▶ INSTRUCTIONS FOR THE TASK: Filter these entries, keeping only lines that hold the word "下载免费".

▶ RECORDED INFORMATION:

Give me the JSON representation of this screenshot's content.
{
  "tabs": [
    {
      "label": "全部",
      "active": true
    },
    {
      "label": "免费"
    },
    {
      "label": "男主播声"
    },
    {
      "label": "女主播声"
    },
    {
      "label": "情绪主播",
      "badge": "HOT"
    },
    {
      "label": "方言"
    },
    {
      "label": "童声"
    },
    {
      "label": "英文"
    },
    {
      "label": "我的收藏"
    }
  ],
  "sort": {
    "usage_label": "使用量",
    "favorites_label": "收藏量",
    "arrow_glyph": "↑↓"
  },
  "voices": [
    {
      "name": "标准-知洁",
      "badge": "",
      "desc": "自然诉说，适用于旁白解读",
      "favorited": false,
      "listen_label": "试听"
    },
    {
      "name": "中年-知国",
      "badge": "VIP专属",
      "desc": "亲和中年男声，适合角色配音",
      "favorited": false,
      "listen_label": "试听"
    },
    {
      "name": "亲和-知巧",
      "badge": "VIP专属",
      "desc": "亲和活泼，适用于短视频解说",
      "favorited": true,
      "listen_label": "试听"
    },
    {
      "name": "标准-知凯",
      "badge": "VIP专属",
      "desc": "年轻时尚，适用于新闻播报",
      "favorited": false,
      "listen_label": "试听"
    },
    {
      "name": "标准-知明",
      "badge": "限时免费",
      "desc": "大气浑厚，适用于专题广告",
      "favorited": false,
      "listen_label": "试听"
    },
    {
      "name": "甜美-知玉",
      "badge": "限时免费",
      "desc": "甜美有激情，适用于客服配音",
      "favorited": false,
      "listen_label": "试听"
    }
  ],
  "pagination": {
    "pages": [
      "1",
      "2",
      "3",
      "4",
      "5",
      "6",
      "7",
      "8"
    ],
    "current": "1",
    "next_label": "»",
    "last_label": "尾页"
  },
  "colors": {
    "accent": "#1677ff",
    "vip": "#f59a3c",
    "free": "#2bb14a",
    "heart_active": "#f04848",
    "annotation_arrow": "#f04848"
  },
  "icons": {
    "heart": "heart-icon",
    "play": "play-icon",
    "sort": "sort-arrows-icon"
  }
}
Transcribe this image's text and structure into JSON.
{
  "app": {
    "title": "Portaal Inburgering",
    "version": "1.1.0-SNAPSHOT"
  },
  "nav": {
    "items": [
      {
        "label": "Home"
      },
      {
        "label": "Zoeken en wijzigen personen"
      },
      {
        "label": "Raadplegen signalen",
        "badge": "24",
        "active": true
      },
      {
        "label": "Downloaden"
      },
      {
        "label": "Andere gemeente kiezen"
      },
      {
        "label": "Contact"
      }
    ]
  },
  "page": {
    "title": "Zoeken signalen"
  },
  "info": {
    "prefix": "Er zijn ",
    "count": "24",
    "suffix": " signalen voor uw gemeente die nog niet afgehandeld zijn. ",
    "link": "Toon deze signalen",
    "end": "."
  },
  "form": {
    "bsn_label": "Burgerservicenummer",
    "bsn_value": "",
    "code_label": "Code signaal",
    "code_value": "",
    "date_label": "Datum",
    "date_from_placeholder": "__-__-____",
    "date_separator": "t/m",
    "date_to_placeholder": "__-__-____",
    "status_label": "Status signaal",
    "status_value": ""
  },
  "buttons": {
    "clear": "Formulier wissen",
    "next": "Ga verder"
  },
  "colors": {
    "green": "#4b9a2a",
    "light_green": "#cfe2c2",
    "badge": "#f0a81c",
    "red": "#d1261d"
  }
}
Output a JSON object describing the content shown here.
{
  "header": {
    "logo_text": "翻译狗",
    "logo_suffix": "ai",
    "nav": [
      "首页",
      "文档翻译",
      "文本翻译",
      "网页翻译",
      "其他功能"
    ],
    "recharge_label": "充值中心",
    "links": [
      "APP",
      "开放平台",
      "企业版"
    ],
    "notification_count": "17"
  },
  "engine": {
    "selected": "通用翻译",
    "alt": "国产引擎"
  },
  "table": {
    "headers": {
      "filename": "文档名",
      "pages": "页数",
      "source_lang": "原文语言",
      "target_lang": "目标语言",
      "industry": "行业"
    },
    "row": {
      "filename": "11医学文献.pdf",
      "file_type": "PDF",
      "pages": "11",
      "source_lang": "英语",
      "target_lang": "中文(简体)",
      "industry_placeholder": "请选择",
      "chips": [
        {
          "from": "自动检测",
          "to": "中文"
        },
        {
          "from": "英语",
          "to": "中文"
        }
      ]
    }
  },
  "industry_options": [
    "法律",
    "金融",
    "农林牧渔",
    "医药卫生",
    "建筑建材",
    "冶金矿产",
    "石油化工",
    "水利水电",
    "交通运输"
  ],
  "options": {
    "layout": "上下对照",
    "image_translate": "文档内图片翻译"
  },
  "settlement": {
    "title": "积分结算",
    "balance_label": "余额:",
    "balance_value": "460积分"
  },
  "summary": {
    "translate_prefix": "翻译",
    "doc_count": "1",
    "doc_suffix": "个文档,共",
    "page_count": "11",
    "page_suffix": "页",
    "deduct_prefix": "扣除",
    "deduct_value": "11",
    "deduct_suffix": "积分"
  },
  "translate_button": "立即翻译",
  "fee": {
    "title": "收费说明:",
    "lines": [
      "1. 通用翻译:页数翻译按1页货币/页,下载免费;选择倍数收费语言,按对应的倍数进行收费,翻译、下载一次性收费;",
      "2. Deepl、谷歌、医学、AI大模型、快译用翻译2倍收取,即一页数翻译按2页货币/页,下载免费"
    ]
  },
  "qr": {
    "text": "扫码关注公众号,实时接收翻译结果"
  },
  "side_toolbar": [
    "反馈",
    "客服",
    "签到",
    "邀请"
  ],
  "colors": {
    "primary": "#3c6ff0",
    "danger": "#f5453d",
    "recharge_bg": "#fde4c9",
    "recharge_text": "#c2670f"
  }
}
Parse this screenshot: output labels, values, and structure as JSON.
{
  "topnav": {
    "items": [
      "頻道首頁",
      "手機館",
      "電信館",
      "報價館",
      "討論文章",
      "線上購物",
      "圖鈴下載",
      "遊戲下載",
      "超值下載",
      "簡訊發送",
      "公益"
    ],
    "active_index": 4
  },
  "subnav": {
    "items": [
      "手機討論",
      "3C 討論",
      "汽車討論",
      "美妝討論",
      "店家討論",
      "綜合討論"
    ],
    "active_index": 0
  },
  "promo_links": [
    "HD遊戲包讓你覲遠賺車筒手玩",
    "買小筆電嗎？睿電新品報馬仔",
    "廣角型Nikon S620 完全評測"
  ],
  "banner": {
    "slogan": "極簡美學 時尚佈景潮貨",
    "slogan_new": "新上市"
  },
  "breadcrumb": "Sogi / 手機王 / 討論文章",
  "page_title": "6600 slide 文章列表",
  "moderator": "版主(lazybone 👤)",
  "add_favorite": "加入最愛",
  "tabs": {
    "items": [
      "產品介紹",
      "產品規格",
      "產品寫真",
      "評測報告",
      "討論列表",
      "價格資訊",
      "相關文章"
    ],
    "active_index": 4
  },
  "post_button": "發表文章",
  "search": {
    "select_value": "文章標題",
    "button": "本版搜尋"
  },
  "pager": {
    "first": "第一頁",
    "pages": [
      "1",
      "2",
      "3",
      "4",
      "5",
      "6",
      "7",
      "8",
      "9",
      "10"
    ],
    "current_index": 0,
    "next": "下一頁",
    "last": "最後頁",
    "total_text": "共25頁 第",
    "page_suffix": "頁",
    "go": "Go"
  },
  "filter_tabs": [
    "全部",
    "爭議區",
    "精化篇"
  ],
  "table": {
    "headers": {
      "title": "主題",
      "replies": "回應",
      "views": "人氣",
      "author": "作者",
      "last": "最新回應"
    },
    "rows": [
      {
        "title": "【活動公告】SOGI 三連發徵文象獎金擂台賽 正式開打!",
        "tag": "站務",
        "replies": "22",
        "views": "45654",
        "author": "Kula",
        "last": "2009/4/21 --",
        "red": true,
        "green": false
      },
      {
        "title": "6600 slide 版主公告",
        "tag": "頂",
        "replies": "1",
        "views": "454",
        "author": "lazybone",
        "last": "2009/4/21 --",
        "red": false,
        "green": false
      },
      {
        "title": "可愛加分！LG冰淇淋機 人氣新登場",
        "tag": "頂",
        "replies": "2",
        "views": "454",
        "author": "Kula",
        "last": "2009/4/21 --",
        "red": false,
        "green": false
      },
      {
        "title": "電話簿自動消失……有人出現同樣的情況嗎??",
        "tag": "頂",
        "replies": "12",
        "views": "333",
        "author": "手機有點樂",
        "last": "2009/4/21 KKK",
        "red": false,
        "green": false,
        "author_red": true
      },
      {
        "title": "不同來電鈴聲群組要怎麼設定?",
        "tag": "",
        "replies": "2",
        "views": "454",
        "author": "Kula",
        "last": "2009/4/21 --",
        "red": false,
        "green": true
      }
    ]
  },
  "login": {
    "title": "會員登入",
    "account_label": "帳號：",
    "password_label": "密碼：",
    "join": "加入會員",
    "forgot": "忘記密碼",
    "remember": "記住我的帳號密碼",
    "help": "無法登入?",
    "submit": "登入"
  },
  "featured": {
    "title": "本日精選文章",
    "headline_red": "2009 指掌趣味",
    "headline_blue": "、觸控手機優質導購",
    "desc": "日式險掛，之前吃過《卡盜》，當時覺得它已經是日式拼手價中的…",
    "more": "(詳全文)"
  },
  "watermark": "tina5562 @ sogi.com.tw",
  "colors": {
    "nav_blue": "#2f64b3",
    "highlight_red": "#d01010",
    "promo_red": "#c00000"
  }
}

▶ CORRECT RESULT:
      "1. 通用翻译:页数翻译按1页货币/页,下载免费;选择倍数收费语言,按对应的倍数进行收费,翻译、下载一次性收费;",
      "2. Deepl、谷歌、医学、AI大模型、快译用翻译2倍收取,即一页数翻译按2页货币/页,下载免费"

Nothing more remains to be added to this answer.